Problem statement ::
The records below are to be repeated in full, exactly as they are.
++++ Extracted entries
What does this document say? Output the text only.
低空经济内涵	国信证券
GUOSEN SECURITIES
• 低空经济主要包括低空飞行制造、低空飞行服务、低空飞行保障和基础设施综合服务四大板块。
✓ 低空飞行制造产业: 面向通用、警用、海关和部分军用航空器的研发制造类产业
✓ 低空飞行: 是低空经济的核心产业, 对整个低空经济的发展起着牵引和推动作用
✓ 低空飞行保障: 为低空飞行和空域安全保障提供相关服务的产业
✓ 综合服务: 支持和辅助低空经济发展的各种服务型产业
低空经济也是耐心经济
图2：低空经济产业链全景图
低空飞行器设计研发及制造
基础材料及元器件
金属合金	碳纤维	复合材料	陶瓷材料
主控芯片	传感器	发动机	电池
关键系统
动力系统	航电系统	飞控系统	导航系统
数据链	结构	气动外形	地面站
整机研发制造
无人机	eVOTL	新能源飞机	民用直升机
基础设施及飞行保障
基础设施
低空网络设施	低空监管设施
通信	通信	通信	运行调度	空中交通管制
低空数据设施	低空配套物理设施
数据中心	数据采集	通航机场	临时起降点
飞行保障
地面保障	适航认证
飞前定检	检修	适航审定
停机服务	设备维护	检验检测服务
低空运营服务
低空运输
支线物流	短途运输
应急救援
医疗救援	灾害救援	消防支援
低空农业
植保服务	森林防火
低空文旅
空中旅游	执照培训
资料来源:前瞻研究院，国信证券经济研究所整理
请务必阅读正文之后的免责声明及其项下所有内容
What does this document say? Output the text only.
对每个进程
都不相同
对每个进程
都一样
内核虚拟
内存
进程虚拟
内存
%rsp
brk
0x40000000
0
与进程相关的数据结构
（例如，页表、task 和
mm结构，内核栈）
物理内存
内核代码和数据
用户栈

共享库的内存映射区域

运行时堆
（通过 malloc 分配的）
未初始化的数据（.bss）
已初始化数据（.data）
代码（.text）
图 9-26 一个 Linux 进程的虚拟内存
++++++++
Response to this task ::
What does this document say? Output the text only.
低空经济内涵	国信证券
GUOSEN SECURITIES
• 低空经济主要包括低空飞行制造、低空飞行服务、低空飞行保障和基础设施综合服务四大板块。
✓ 低空飞行制造产业: 面向通用、警用、海关和部分军用航空器的研发制造类产业
✓ 低空飞行: 是低空经济的核心产业, 对整个低空经济的发展起着牵引和推动作用
✓ 低空飞行保障: 为低空飞行和空域安全保障提供相关服务的产业
✓ 综合服务: 支持和辅助低空经济发展的各种服务型产业
低空经济也是耐心经济
图2：低空经济产业链全景图
低空飞行器设计研发及制造
基础材料及元器件
金属合金	碳纤维	复合材料	陶瓷材料
主控芯片	传感器	发动机	电池
关键系统
动力系统	航电系统	飞控系统	导航系统
数据链	结构	气动外形	地面站
整机研发制造
无人机	eVOTL	新能源飞机	民用直升机
基础设施及飞行保障
基础设施
低空网络设施	低空监管设施
通信	通信	通信	运行调度	空中交通管制
低空数据设施	低空配套物理设施
数据中心	数据采集	通航机场	临时起降点
飞行保障
地面保障	适航认证
飞前定检	检修	适航审定
停机服务	设备维护	检验检测服务
低空运营服务
低空运输
支线物流	短途运输
应急救援
医疗救援	灾害救援	消防支援
低空农业
植保服务	森林防火
低空文旅
空中旅游	执照培训
资料来源:前瞻研究院，国信证券经济研究所整理
请务必阅读正文之后的免责声明及其项下所有内容
What does this document say? Output the text only.
对每个进程
都不相同
对每个进程
都一样
内核虚拟
内存
进程虚拟
内存
%rsp
brk
0x40000000
0
与进程相关的数据结构
（例如，页表、task 和
mm结构，内核栈）
物理内存
内核代码和数据
用户栈

共享库的内存映射区域

运行时堆
（通过 malloc 分配的）
未初始化的数据（.bss）
已初始化数据（.data）
代码（.text）
图 9-26 一个 Linux 进程的虚拟内存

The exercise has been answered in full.